[Dataset records of page text]
_ _ _

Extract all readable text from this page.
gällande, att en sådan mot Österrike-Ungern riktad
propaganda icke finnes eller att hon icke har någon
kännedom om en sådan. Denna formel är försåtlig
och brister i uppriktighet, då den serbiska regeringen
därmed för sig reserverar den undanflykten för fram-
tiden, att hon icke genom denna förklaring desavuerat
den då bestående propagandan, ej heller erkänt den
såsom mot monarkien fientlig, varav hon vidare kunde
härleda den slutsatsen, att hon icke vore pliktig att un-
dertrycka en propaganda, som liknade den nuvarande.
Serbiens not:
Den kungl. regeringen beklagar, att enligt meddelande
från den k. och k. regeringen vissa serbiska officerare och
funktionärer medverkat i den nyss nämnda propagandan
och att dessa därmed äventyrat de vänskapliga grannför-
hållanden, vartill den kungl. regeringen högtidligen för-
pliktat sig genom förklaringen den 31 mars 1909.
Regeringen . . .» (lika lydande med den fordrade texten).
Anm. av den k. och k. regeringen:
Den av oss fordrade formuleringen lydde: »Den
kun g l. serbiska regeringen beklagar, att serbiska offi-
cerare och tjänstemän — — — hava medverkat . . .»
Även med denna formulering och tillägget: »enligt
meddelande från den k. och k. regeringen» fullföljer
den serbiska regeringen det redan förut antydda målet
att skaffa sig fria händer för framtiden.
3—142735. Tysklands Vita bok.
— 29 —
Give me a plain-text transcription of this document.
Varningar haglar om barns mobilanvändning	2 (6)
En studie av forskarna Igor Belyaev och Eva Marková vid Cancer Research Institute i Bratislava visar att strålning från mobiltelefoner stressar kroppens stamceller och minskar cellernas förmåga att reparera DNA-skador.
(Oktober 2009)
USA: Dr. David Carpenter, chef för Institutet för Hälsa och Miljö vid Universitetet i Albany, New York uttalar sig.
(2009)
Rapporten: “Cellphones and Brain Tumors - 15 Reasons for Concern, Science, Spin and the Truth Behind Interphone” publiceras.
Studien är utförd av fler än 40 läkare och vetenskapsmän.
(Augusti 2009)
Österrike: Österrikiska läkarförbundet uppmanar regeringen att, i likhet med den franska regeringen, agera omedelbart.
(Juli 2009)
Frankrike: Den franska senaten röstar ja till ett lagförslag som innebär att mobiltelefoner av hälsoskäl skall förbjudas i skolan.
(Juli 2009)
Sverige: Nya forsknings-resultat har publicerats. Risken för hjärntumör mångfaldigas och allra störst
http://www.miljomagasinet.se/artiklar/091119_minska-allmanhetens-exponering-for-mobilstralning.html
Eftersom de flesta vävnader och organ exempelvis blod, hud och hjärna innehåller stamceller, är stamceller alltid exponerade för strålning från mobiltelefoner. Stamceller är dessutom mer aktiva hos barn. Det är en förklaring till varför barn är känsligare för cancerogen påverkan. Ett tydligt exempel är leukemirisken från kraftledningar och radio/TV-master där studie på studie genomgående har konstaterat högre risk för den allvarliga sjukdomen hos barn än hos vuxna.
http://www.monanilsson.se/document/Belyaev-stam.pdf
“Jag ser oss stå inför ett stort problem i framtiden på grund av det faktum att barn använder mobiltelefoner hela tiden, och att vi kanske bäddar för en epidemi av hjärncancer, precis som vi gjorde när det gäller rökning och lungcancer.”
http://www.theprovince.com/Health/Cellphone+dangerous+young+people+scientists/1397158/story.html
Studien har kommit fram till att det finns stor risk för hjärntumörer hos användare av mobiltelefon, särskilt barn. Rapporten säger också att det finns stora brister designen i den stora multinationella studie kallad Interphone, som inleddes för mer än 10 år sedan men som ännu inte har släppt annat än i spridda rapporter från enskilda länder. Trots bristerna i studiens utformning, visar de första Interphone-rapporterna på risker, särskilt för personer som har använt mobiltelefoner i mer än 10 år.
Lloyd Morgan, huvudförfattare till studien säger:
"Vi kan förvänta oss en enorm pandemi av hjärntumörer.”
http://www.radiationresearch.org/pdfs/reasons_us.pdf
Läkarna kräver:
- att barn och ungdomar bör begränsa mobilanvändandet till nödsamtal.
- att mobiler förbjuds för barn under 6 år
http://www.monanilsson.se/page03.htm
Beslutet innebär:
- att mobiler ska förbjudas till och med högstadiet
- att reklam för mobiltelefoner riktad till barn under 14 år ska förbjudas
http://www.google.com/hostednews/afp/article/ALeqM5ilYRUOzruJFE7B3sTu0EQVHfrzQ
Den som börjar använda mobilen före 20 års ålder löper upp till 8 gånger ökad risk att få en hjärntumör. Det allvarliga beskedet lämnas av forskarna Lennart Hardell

_ _ _

### WHAT TO PRODUCE
Return the lines above that include the string "forskarna".

### ANSWER
En studie av forskarna Igor Belyaev och Eva Marková vid Cancer Research Institute i Bratislava visar att strålning från mobiltelefoner stressar kroppens stamceller och minskar cellernas förmåga att reparera DNA-skador.
Den som börjar använda mobilen före 20 års ålder löper upp till 8 gånger ökad risk att få en hjärntumör. Det allvarliga beskedet lämnas av forskarna Lennart Hardell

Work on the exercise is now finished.